====== RECORD SET

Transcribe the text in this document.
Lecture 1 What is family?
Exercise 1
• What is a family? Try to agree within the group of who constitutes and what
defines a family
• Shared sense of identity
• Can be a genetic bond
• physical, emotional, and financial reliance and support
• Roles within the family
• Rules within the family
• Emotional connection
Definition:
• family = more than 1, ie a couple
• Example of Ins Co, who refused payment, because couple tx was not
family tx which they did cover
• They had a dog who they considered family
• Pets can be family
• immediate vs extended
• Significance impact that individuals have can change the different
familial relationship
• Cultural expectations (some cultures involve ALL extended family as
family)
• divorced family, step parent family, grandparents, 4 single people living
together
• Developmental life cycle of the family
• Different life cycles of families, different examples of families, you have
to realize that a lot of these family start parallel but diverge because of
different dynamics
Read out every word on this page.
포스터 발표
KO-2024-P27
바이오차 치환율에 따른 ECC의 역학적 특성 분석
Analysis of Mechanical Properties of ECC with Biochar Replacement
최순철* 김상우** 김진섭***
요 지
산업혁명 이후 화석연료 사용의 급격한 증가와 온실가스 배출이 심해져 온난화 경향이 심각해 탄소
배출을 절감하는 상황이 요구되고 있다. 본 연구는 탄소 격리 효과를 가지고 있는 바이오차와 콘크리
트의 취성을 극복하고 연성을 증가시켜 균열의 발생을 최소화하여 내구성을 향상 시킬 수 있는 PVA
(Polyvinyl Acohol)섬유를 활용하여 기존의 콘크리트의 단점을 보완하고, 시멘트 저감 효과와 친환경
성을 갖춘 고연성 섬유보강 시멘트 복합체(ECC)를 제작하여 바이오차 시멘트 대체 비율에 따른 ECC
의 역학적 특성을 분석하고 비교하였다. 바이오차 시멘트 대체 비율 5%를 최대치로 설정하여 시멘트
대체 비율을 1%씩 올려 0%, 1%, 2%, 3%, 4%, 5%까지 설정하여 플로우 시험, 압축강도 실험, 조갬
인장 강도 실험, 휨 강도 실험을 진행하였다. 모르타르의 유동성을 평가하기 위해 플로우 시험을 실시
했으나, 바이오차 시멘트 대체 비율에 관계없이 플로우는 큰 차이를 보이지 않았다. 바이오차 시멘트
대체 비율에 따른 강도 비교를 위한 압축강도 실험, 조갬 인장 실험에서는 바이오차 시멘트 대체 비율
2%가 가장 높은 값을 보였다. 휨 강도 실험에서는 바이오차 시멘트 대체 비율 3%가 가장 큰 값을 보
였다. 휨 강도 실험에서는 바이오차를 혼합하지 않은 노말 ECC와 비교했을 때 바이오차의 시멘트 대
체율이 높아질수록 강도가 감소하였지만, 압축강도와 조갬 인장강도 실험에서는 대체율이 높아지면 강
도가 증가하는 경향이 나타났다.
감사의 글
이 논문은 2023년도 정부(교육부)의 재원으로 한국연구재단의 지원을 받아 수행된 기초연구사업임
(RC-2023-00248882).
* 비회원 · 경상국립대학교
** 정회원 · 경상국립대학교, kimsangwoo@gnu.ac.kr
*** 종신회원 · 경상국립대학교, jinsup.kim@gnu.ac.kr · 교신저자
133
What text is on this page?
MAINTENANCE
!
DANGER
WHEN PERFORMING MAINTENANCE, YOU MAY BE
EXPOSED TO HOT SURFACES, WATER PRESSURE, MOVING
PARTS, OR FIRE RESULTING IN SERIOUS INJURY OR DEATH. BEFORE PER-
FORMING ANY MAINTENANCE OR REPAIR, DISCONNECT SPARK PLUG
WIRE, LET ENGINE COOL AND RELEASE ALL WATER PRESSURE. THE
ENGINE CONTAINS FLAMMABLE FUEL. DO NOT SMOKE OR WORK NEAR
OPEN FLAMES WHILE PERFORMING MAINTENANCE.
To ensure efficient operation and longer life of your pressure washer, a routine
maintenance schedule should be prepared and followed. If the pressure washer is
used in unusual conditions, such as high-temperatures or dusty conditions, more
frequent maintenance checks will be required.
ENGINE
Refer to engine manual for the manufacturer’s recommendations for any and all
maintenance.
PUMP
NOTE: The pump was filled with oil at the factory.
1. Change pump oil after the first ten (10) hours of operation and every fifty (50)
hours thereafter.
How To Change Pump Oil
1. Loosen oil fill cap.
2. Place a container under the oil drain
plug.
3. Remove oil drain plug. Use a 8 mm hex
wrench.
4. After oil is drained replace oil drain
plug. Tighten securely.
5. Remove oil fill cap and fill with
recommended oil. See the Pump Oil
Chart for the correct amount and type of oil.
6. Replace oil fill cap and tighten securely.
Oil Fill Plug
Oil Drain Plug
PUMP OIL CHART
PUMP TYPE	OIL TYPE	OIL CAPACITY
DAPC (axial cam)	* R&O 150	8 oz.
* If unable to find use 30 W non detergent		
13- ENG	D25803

============

DIRECTIONS: Restate the listing above word for word.

RESULT OF THE EXERCISE:
Transcribe the text in this document.
Lecture 1 What is family?
Exercise 1
• What is a family? Try to agree within the group of who constitutes and what
defines a family
• Shared sense of identity
• Can be a genetic bond
• physical, emotional, and financial reliance and support
• Roles within the family
• Rules within the family
• Emotional connection
Definition:
• family = more than 1, ie a couple
• Example of Ins Co, who refused payment, because couple tx was not
family tx which they did cover
• They had a dog who they considered family
• Pets can be family
• immediate vs extended
• Significance impact that individuals have can change the different
familial relationship
• Cultural expectations (some cultures involve ALL extended family as
family)
• divorced family, step parent family, grandparents, 4 single people living
together
• Developmental life cycle of the family
• Different life cycles of families, different examples of families, you have
to realize that a lot of these family start parallel but diverge because of
different dynamics
Read out every word on this page.
포스터 발표
KO-2024-P27
바이오차 치환율에 따른 ECC의 역학적 특성 분석
Analysis of Mechanical Properties of ECC with Biochar Replacement
최순철* 김상우** 김진섭***
요 지
산업혁명 이후 화석연료 사용의 급격한 증가와 온실가스 배출이 심해져 온난화 경향이 심각해 탄소
배출을 절감하는 상황이 요구되고 있다. 본 연구는 탄소 격리 효과를 가지고 있는 바이오차와 콘크리
트의 취성을 극복하고 연성을 증가시켜 균열의 발생을 최소화하여 내구성을 향상 시킬 수 있는 PVA
(Polyvinyl Acohol)섬유를 활용하여 기존의 콘크리트의 단점을 보완하고, 시멘트 저감 효과와 친환경
성을 갖춘 고연성 섬유보강 시멘트 복합체(ECC)를 제작하여 바이오차 시멘트 대체 비율에 따른 ECC
의 역학적 특성을 분석하고 비교하였다. 바이오차 시멘트 대체 비율 5%를 최대치로 설정하여 시멘트
대체 비율을 1%씩 올려 0%, 1%, 2%, 3%, 4%, 5%까지 설정하여 플로우 시험, 압축강도 실험, 조갬
인장 강도 실험, 휨 강도 실험을 진행하였다. 모르타르의 유동성을 평가하기 위해 플로우 시험을 실시
했으나, 바이오차 시멘트 대체 비율에 관계없이 플로우는 큰 차이를 보이지 않았다. 바이오차 시멘트
대체 비율에 따른 강도 비교를 위한 압축강도 실험, 조갬 인장 실험에서는 바이오차 시멘트 대체 비율
2%가 가장 높은 값을 보였다. 휨 강도 실험에서는 바이오차 시멘트 대체 비율 3%가 가장 큰 값을 보
였다. 휨 강도 실험에서는 바이오차를 혼합하지 않은 노말 ECC와 비교했을 때 바이오차의 시멘트 대
체율이 높아질수록 강도가 감소하였지만, 압축강도와 조갬 인장강도 실험에서는 대체율이 높아지면 강
도가 증가하는 경향이 나타났다.
감사의 글
이 논문은 2023년도 정부(교육부)의 재원으로 한국연구재단의 지원을 받아 수행된 기초연구사업임
(RC-2023-00248882).
* 비회원 · 경상국립대학교
** 정회원 · 경상국립대학교, kimsangwoo@gnu.ac.kr
*** 종신회원 · 경상국립대학교, jinsup.kim@gnu.ac.kr · 교신저자
133
What text is on this page?
MAINTENANCE
!
DANGER
WHEN PERFORMING MAINTENANCE, YOU MAY BE
EXPOSED TO HOT SURFACES, WATER PRESSURE, MOVING
PARTS, OR FIRE RESULTING IN SERIOUS INJURY OR DEATH. BEFORE PER-
FORMING ANY MAINTENANCE OR REPAIR, DISCONNECT SPARK PLUG
WIRE, LET ENGINE COOL AND RELEASE ALL WATER PRESSURE. THE
ENGINE CONTAINS FLAMMABLE FUEL. DO NOT SMOKE OR WORK NEAR
OPEN FLAMES WHILE PERFORMING MAINTENANCE.
To ensure efficient operation and longer life of your pressure washer, a routine
maintenance schedule should be prepared and followed. If the pressure washer is
used in unusual conditions, such as high-temperatures or dusty conditions, more
frequent maintenance checks will be required.
ENGINE
Refer to engine manual for the manufacturer’s recommendations for any and all
maintenance.
PUMP
NOTE: The pump was filled with oil at the factory.
1. Change pump oil after the first ten (10) hours of operation and every fifty (50)
hours thereafter.
How To Change Pump Oil
1. Loosen oil fill cap.
2. Place a container under the oil drain
plug.
3. Remove oil drain plug. Use a 8 mm hex
wrench.
4. After oil is drained replace oil drain
plug. Tighten securely.
5. Remove oil fill cap and fill with
recommended oil. See the Pump Oil
Chart for the correct amount and type of oil.
6. Replace oil fill cap and tighten securely.
Oil Fill Plug
Oil Drain Plug
PUMP OIL CHART
PUMP TYPE	OIL TYPE	OIL CAPACITY
DAPC (axial cam)	* R&O 150	8 oz.
* If unable to find use 30 W non detergent		
13- ENG	D25803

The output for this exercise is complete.